====== Data for processing ======

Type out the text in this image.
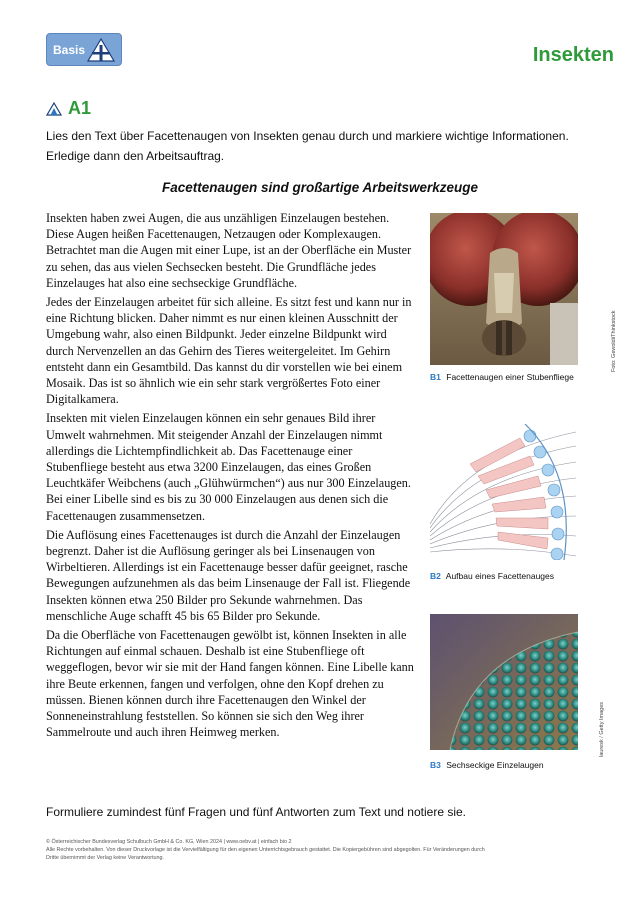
Basis	Insekten
A1
Lies den Text über Facettenaugen von Insekten genau durch und markiere wichtige Informationen. Erledige dann den Arbeitsauftrag.
Facettenaugen sind großartige Arbeitswerkzeuge

Insekten haben zwei Augen, die aus unzähligen Einzelaugen bestehen. Diese Augen heißen Facettenaugen, Netzaugen oder Komplexaugen. Betrachtet man die Augen mit einer Lupe, ist an der Oberfläche ein Muster zu sehen, das aus vielen Sechsecken besteht. Die Grundfläche jedes Einzelauges hat also eine sechseckige Grundfläche.

Jedes der Einzelaugen arbeitet für sich alleine. Es sitzt fest und kann nur in eine Richtung blicken. Daher nimmt es nur einen kleinen Ausschnitt der Umgebung wahr, also einen Bildpunkt. Jeder einzelne Bildpunkt wird durch Nervenzellen an das Gehirn des Tieres weitergeleitet. Im Gehirn entsteht dann ein Gesamtbild. Das kannst du dir vorstellen wie bei einem Mosaik. Das ist so ähnlich wie ein sehr stark vergrößertes Foto einer Digitalkamera.

Insekten mit vielen Einzelaugen können ein sehr genaues Bild ihrer Umwelt wahrnehmen. Mit steigender Anzahl der Einzelaugen nimmt allerdings die Lichtempfindlichkeit ab. Das Facettenauge einer Stubenfliege besteht aus etwa 3200 Einzelaugen, das eines Großen Leuchtkäfer Weibchens (auch „Glühwürmchen“) aus nur 300 Einzelaugen. Bei einer Libelle sind es bis zu 30 000 Einzelaugen aus denen sich die Facettenaugen zusammensetzen.

Die Auflösung eines Facettenauges ist durch die Anzahl der Einzelaugen begrenzt. Daher ist die Auflösung geringer als bei Linsenaugen von Wirbeltieren. Allerdings ist ein Facettenauge besser dafür geeignet, rasche Bewegungen aufzunehmen als das beim Linsenauge der Fall ist. Fliegende Insekten können etwa 250 Bilder pro Sekunde wahrnehmen. Das menschliche Auge schafft 45 bis 65 Bilder pro Sekunde.

Da die Oberfläche von Facettenaugen gewölbt ist, können Insekten in alle Richtungen auf einmal schauen. Deshalb ist eine Stubenfliege oft weggeflogen, bevor wir sie mit der Hand fangen können. Eine Libelle kann ihre Beute erkennen, fangen und verfolgen, ohne den Kopf drehen zu müssen. Bienen können durch ihre Facettenaugen den Winkel der Sonneneinstrahlung feststellen. So können sie sich den Weg ihrer Sammelroute und auch ihren Heimweg merken.

Foto: GewoldiiThinkstock
B1 Facettenaugen einer Stubenfliege
B2 Aufbau eines Facettenauges
lauresk / Getty Images
B3 Sechseckige Einzelaugen
Formuliere zumindest fünf Fragen und fünf Antworten zum Text und notiere sie.
© Österreichischer Bundesverlag Schulbuch GmbH & Co. KG, Wien 2024 | www.oebv.at | einfach bio 2
Alle Rechte vorbehalten. Von dieser Druckvorlage ist die Vervielfältigung für den eigenen Unterrichtsgebrauch gestattet. Die Kopiergebühren sind abgegolten. Für Veränderungen durch
Dritte übernimmt der Verlag keine Verantwortung.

======

Problem description:
Quote the full listing above word for word; exclude every picture from the copy.

Answer to this problem:
Type out the text in this image.
Basis	Insekten
A1
Lies den Text über Facettenaugen von Insekten genau durch und markiere wichtige Informationen. Erledige dann den Arbeitsauftrag.
Facettenaugen sind großartige Arbeitswerkzeuge

Insekten haben zwei Augen, die aus unzähligen Einzelaugen bestehen. Diese Augen heißen Facettenaugen, Netzaugen oder Komplexaugen. Betrachtet man die Augen mit einer Lupe, ist an der Oberfläche ein Muster zu sehen, das aus vielen Sechsecken besteht. Die Grundfläche jedes Einzelauges hat also eine sechseckige Grundfläche.

Jedes der Einzelaugen arbeitet für sich alleine. Es sitzt fest und kann nur in eine Richtung blicken. Daher nimmt es nur einen kleinen Ausschnitt der Umgebung wahr, also einen Bildpunkt. Jeder einzelne Bildpunkt wird durch Nervenzellen an das Gehirn des Tieres weitergeleitet. Im Gehirn entsteht dann ein Gesamtbild. Das kannst du dir vorstellen wie bei einem Mosaik. Das ist so ähnlich wie ein sehr stark vergrößertes Foto einer Digitalkamera.

Insekten mit vielen Einzelaugen können ein sehr genaues Bild ihrer Umwelt wahrnehmen. Mit steigender Anzahl der Einzelaugen nimmt allerdings die Lichtempfindlichkeit ab. Das Facettenauge einer Stubenfliege besteht aus etwa 3200 Einzelaugen, das eines Großen Leuchtkäfer Weibchens (auch „Glühwürmchen“) aus nur 300 Einzelaugen. Bei einer Libelle sind es bis zu 30 000 Einzelaugen aus denen sich die Facettenaugen zusammensetzen.

Die Auflösung eines Facettenauges ist durch die Anzahl der Einzelaugen begrenzt. Daher ist die Auflösung geringer als bei Linsenaugen von Wirbeltieren. Allerdings ist ein Facettenauge besser dafür geeignet, rasche Bewegungen aufzunehmen als das beim Linsenauge der Fall ist. Fliegende Insekten können etwa 250 Bilder pro Sekunde wahrnehmen. Das menschliche Auge schafft 45 bis 65 Bilder pro Sekunde.

Da die Oberfläche von Facettenaugen gewölbt ist, können Insekten in alle Richtungen auf einmal schauen. Deshalb ist eine Stubenfliege oft weggeflogen, bevor wir sie mit der Hand fangen können. Eine Libelle kann ihre Beute erkennen, fangen und verfolgen, ohne den Kopf drehen zu müssen. Bienen können durch ihre Facettenaugen den Winkel der Sonneneinstrahlung feststellen. So können sie sich den Weg ihrer Sammelroute und auch ihren Heimweg merken.

Foto: GewoldiiThinkstock
B1 Facettenaugen einer Stubenfliege
B2 Aufbau eines Facettenauges
lauresk / Getty Images
B3 Sechseckige Einzelaugen
Formuliere zumindest fünf Fragen und fünf Antworten zum Text und notiere sie.
© Österreichischer Bundesverlag Schulbuch GmbH & Co. KG, Wien 2024 | www.oebv.at | einfach bio 2
Alle Rechte vorbehalten. Von dieser Druckvorlage ist die Vervielfältigung für den eigenen Unterrichtsgebrauch gestattet. Die Kopiergebühren sind abgegolten. Für Veränderungen durch
Dritte übernimmt der Verlag keine Verantwortung.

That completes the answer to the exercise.